• Instructions to follow
Go through the material below and copy each line where the word "ImageDraw" appears.

— START Provided data —

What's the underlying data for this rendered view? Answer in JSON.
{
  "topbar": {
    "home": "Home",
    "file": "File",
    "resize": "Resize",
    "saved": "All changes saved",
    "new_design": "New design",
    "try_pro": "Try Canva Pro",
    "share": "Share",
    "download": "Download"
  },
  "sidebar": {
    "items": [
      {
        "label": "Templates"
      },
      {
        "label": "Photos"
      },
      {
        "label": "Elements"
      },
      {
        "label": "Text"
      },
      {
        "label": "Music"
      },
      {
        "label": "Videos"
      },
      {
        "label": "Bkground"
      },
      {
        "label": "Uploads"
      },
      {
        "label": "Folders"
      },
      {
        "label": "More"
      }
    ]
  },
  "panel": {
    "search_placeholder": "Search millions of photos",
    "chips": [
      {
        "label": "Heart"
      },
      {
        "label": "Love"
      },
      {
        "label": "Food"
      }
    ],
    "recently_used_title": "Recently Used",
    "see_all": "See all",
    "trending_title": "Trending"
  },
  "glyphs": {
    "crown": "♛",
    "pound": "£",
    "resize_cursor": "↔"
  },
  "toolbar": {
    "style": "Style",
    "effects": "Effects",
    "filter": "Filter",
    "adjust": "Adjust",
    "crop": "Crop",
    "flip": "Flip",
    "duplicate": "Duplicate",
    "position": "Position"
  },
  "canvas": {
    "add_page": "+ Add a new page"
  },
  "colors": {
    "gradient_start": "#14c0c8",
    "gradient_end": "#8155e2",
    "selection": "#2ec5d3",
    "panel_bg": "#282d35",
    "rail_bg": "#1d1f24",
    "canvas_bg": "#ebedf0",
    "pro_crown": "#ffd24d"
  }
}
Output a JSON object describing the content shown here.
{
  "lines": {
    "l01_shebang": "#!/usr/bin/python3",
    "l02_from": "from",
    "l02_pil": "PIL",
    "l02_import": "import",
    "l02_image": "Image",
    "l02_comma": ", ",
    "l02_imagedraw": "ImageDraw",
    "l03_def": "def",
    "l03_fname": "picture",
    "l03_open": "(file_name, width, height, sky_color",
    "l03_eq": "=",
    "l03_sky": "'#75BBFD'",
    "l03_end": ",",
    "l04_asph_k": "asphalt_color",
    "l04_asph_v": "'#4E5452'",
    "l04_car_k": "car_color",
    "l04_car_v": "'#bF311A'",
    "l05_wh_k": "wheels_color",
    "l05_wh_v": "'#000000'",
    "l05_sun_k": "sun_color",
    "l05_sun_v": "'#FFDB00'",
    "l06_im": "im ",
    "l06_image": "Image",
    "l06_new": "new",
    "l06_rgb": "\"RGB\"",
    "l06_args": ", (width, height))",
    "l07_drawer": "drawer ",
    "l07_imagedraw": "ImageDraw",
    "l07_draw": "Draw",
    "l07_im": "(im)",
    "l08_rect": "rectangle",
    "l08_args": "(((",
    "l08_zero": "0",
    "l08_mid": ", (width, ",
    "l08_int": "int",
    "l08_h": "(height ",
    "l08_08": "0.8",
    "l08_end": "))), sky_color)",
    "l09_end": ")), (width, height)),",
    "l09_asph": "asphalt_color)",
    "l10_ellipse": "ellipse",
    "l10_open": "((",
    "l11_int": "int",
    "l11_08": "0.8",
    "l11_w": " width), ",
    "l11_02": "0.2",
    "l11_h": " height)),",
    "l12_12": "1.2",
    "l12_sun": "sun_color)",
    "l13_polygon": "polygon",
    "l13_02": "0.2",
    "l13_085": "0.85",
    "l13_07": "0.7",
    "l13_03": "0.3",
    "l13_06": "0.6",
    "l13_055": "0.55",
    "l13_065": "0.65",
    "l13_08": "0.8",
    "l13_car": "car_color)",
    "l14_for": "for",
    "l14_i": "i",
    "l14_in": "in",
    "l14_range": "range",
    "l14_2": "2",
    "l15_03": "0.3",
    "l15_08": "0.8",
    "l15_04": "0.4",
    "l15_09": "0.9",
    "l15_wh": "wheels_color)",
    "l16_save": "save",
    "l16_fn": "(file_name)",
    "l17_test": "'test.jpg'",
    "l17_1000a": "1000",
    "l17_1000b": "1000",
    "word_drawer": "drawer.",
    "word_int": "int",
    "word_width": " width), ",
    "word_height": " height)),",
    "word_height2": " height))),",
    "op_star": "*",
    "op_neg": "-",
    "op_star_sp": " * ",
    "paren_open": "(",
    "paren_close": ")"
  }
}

— END Provided data —

• The output
    "l02_imagedraw": "ImageDraw",
    "l07_imagedraw": "ImageDraw",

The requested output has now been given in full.